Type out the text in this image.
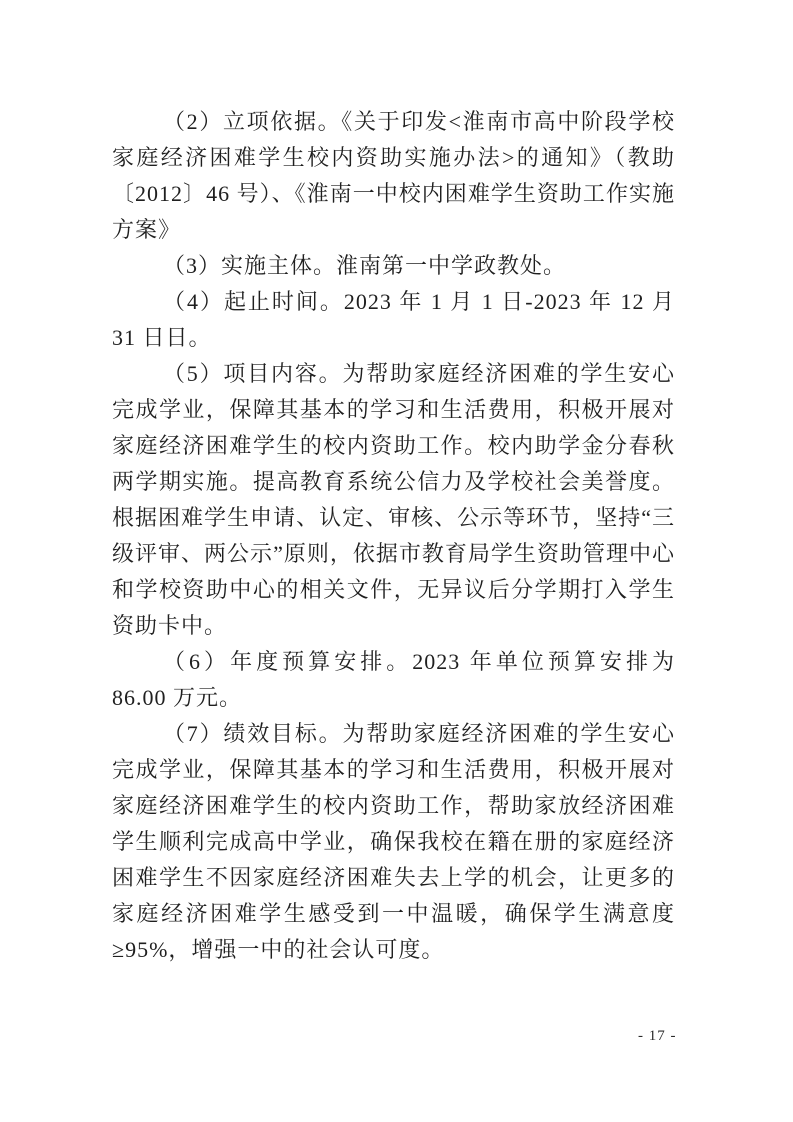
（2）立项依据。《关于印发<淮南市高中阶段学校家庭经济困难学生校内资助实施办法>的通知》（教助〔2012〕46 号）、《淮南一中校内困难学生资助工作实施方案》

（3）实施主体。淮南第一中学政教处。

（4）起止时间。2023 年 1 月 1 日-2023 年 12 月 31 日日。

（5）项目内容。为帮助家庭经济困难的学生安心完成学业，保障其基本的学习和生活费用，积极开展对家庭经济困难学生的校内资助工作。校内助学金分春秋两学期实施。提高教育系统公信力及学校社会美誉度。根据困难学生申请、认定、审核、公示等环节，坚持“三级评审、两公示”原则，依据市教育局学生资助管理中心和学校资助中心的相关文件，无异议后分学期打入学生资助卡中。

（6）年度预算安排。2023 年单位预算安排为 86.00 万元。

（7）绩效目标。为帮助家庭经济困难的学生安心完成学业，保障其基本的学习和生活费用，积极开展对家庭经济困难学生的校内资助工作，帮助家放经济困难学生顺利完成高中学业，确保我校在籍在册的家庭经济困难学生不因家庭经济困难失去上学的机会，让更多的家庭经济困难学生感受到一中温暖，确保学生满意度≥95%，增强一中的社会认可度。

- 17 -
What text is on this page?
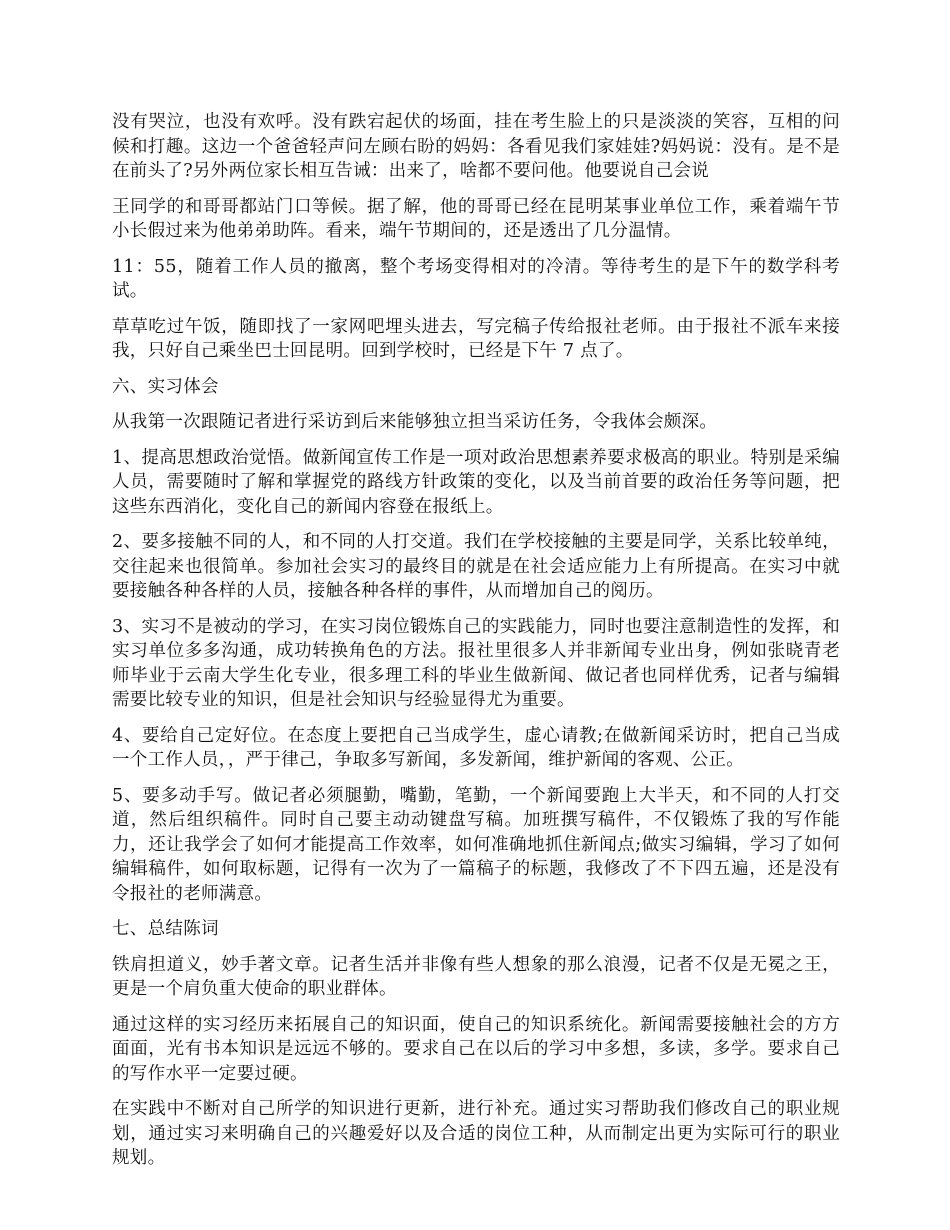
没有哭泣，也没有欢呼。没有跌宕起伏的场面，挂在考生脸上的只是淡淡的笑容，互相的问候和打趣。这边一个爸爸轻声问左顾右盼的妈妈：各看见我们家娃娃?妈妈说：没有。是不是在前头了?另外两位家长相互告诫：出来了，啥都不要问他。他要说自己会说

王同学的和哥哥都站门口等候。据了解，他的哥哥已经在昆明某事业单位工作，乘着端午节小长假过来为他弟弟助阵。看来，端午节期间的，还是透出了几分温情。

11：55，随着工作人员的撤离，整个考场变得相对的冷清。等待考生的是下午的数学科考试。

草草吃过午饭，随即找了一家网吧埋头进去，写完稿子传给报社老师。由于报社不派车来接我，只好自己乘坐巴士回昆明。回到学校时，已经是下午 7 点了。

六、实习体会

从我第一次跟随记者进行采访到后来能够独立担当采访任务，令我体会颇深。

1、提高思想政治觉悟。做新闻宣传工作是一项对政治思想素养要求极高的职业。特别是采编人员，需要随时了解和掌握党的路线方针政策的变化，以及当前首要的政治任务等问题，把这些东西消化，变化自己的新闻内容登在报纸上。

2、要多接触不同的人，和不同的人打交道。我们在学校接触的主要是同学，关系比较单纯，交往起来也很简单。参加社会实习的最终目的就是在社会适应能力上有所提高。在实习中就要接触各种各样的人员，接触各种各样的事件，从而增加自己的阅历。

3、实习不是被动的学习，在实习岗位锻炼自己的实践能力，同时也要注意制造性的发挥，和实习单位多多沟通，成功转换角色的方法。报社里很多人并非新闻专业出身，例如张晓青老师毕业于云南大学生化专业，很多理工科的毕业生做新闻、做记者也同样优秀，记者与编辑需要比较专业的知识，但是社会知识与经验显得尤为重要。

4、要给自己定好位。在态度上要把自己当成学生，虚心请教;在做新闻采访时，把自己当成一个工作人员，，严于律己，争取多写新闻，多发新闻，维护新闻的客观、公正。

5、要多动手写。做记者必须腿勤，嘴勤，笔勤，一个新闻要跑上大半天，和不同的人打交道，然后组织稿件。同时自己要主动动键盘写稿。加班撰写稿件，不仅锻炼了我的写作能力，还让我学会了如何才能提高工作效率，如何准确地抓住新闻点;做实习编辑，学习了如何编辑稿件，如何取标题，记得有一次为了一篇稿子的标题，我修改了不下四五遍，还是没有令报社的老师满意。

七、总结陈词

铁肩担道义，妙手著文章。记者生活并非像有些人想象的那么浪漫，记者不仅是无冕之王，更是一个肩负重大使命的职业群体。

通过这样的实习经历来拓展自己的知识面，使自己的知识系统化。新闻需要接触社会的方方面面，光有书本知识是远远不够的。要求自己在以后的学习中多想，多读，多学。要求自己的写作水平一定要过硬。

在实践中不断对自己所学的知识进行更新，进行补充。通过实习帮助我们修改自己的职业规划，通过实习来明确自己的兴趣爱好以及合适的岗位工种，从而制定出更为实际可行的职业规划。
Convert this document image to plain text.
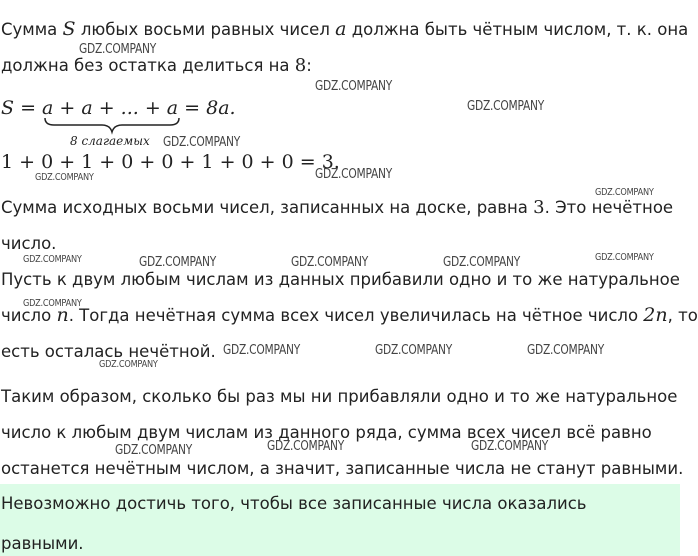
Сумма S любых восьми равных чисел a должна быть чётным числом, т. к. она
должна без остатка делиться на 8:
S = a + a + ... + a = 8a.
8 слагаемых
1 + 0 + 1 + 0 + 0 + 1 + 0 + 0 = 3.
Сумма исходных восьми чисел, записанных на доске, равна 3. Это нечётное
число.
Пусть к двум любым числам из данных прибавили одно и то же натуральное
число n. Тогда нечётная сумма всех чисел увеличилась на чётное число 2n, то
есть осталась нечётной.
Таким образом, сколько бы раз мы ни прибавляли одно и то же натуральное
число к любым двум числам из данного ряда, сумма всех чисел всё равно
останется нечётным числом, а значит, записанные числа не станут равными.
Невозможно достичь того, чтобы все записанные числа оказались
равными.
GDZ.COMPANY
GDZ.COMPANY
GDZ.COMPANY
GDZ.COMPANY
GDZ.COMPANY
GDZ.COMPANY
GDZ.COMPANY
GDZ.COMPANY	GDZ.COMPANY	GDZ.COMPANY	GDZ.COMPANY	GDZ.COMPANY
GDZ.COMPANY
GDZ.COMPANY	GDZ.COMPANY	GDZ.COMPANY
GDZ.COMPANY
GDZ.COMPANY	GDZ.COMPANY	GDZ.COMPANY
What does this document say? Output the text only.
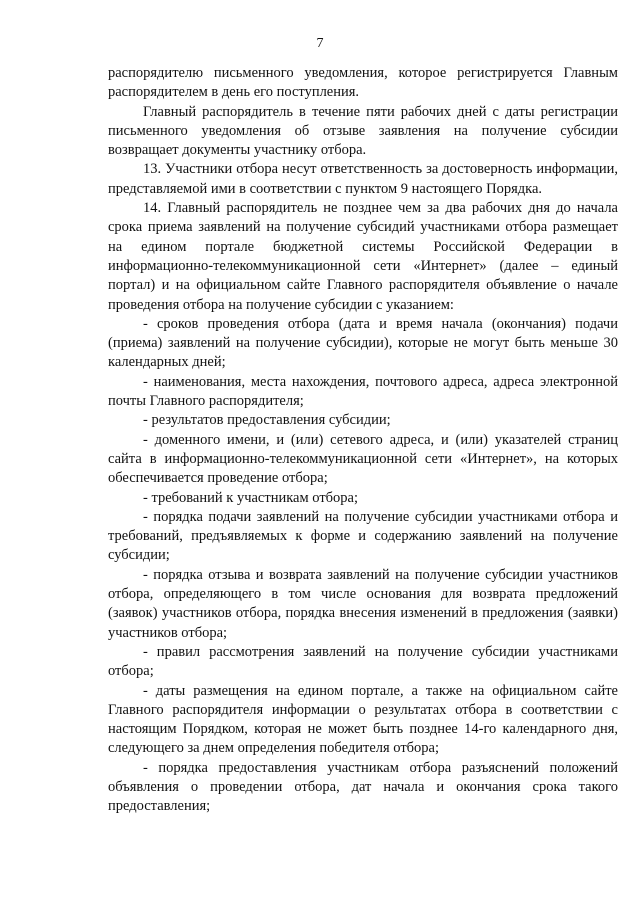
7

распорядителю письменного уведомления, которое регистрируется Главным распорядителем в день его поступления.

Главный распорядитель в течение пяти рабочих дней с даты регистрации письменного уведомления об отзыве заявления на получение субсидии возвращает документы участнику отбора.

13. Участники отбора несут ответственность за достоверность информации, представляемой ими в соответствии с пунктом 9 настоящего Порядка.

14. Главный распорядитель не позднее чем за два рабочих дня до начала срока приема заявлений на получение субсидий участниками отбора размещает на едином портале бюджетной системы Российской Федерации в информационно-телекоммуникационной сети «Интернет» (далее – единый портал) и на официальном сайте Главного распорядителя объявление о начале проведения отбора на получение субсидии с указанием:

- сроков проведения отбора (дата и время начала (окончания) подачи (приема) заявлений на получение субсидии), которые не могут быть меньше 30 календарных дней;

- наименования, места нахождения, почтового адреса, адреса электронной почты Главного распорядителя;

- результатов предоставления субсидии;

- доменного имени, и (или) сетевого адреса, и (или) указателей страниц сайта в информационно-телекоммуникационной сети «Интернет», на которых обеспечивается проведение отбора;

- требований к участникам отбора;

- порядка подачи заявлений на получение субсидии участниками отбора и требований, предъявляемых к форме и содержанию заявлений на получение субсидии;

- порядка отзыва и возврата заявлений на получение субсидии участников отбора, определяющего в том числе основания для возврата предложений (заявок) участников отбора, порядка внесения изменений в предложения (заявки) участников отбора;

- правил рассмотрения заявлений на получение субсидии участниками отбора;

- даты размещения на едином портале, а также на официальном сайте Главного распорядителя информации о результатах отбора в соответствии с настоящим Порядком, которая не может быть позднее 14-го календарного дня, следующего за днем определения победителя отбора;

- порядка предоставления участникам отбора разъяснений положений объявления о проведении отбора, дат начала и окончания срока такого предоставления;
----
SET TASK
Retype the records exactly. Any image in them should not appear in what you write.

ANSWER TO THIS EXERCISE
Type out the text in this image.
（2）立项依据。《关于印发<淮南市高中阶段学校家庭经济困难学生校内资助实施办法>的通知》（教助〔2012〕46 号）、《淮南一中校内困难学生资助工作实施方案》

（3）实施主体。淮南第一中学政教处。

（4）起止时间。2023 年 1 月 1 日-2023 年 12 月 31 日日。

（5）项目内容。为帮助家庭经济困难的学生安心完成学业，保障其基本的学习和生活费用，积极开展对家庭经济困难学生的校内资助工作。校内助学金分春秋两学期实施。提高教育系统公信力及学校社会美誉度。根据困难学生申请、认定、审核、公示等环节，坚持“三级评审、两公示”原则，依据市教育局学生资助管理中心和学校资助中心的相关文件，无异议后分学期打入学生资助卡中。

（6）年度预算安排。2023 年单位预算安排为 86.00 万元。

（7）绩效目标。为帮助家庭经济困难的学生安心完成学业，保障其基本的学习和生活费用，积极开展对家庭经济困难学生的校内资助工作，帮助家放经济困难学生顺利完成高中学业，确保我校在籍在册的家庭经济困难学生不因家庭经济困难失去上学的机会，让更多的家庭经济困难学生感受到一中温暖，确保学生满意度≥95%，增强一中的社会认可度。

- 17 -
What text is on this page?
没有哭泣，也没有欢呼。没有跌宕起伏的场面，挂在考生脸上的只是淡淡的笑容，互相的问候和打趣。这边一个爸爸轻声问左顾右盼的妈妈：各看见我们家娃娃?妈妈说：没有。是不是在前头了?另外两位家长相互告诫：出来了，啥都不要问他。他要说自己会说

王同学的和哥哥都站门口等候。据了解，他的哥哥已经在昆明某事业单位工作，乘着端午节小长假过来为他弟弟助阵。看来，端午节期间的，还是透出了几分温情。

11：55，随着工作人员的撤离，整个考场变得相对的冷清。等待考生的是下午的数学科考试。

草草吃过午饭，随即找了一家网吧埋头进去，写完稿子传给报社老师。由于报社不派车来接我，只好自己乘坐巴士回昆明。回到学校时，已经是下午 7 点了。

六、实习体会

从我第一次跟随记者进行采访到后来能够独立担当采访任务，令我体会颇深。

1、提高思想政治觉悟。做新闻宣传工作是一项对政治思想素养要求极高的职业。特别是采编人员，需要随时了解和掌握党的路线方针政策的变化，以及当前首要的政治任务等问题，把这些东西消化，变化自己的新闻内容登在报纸上。

2、要多接触不同的人，和不同的人打交道。我们在学校接触的主要是同学，关系比较单纯，交往起来也很简单。参加社会实习的最终目的就是在社会适应能力上有所提高。在实习中就要接触各种各样的人员，接触各种各样的事件，从而增加自己的阅历。

3、实习不是被动的学习，在实习岗位锻炼自己的实践能力，同时也要注意制造性的发挥，和实习单位多多沟通，成功转换角色的方法。报社里很多人并非新闻专业出身，例如张晓青老师毕业于云南大学生化专业，很多理工科的毕业生做新闻、做记者也同样优秀，记者与编辑需要比较专业的知识，但是社会知识与经验显得尤为重要。

4、要给自己定好位。在态度上要把自己当成学生，虚心请教;在做新闻采访时，把自己当成一个工作人员，，严于律己，争取多写新闻，多发新闻，维护新闻的客观、公正。

5、要多动手写。做记者必须腿勤，嘴勤，笔勤，一个新闻要跑上大半天，和不同的人打交道，然后组织稿件。同时自己要主动动键盘写稿。加班撰写稿件，不仅锻炼了我的写作能力，还让我学会了如何才能提高工作效率，如何准确地抓住新闻点;做实习编辑，学习了如何编辑稿件，如何取标题，记得有一次为了一篇稿子的标题，我修改了不下四五遍，还是没有令报社的老师满意。

七、总结陈词

铁肩担道义，妙手著文章。记者生活并非像有些人想象的那么浪漫，记者不仅是无冕之王，更是一个肩负重大使命的职业群体。

通过这样的实习经历来拓展自己的知识面，使自己的知识系统化。新闻需要接触社会的方方面面，光有书本知识是远远不够的。要求自己在以后的学习中多想，多读，多学。要求自己的写作水平一定要过硬。

在实践中不断对自己所学的知识进行更新，进行补充。通过实习帮助我们修改自己的职业规划，通过实习来明确自己的兴趣爱好以及合适的岗位工种，从而制定出更为实际可行的职业规划。
Convert this document image to plain text.
Сумма S любых восьми равных чисел a должна быть чётным числом, т. к. она
должна без остатка делиться на 8:
S = a + a + ... + a = 8a.
8 слагаемых
1 + 0 + 1 + 0 + 0 + 1 + 0 + 0 = 3.
Сумма исходных восьми чисел, записанных на доске, равна 3. Это нечётное
число.
Пусть к двум любым числам из данных прибавили одно и то же натуральное
число n. Тогда нечётная сумма всех чисел увеличилась на чётное число 2n, то
есть осталась нечётной.
Таким образом, сколько бы раз мы ни прибавляли одно и то же натуральное
число к любым двум числам из данного ряда, сумма всех чисел всё равно
останется нечётным числом, а значит, записанные числа не станут равными.
Невозможно достичь того, чтобы все записанные числа оказались
равными.
GDZ.COMPANY
GDZ.COMPANY
GDZ.COMPANY
GDZ.COMPANY
GDZ.COMPANY
GDZ.COMPANY
GDZ.COMPANY
GDZ.COMPANY	GDZ.COMPANY	GDZ.COMPANY	GDZ.COMPANY	GDZ.COMPANY
GDZ.COMPANY
GDZ.COMPANY	GDZ.COMPANY	GDZ.COMPANY
GDZ.COMPANY
GDZ.COMPANY	GDZ.COMPANY	GDZ.COMPANY
What does this document say? Output the text only.
7

распорядителю письменного уведомления, которое регистрируется Главным распорядителем в день его поступления.

Главный распорядитель в течение пяти рабочих дней с даты регистрации письменного уведомления об отзыве заявления на получение субсидии возвращает документы участнику отбора.

13. Участники отбора несут ответственность за достоверность информации, представляемой ими в соответствии с пунктом 9 настоящего Порядка.

14. Главный распорядитель не позднее чем за два рабочих дня до начала срока приема заявлений на получение субсидий участниками отбора размещает на едином портале бюджетной системы Российской Федерации в информационно-телекоммуникационной сети «Интернет» (далее – единый портал) и на официальном сайте Главного распорядителя объявление о начале проведения отбора на получение субсидии с указанием:

- сроков проведения отбора (дата и время начала (окончания) подачи (приема) заявлений на получение субсидии), которые не могут быть меньше 30 календарных дней;

- наименования, места нахождения, почтового адреса, адреса электронной почты Главного распорядителя;

- результатов предоставления субсидии;

- доменного имени, и (или) сетевого адреса, и (или) указателей страниц сайта в информационно-телекоммуникационной сети «Интернет», на которых обеспечивается проведение отбора;

- требований к участникам отбора;

- порядка подачи заявлений на получение субсидии участниками отбора и требований, предъявляемых к форме и содержанию заявлений на получение субсидии;

- порядка отзыва и возврата заявлений на получение субсидии участников отбора, определяющего в том числе основания для возврата предложений (заявок) участников отбора, порядка внесения изменений в предложения (заявки) участников отбора;

- правил рассмотрения заявлений на получение субсидии участниками отбора;

- даты размещения на едином портале, а также на официальном сайте Главного распорядителя информации о результатах отбора в соответствии с настоящим Порядком, которая не может быть позднее 14-го календарного дня, следующего за днем определения победителя отбора;

- порядка предоставления участникам отбора разъяснений положений объявления о проведении отбора, дат начала и окончания срока такого предоставления;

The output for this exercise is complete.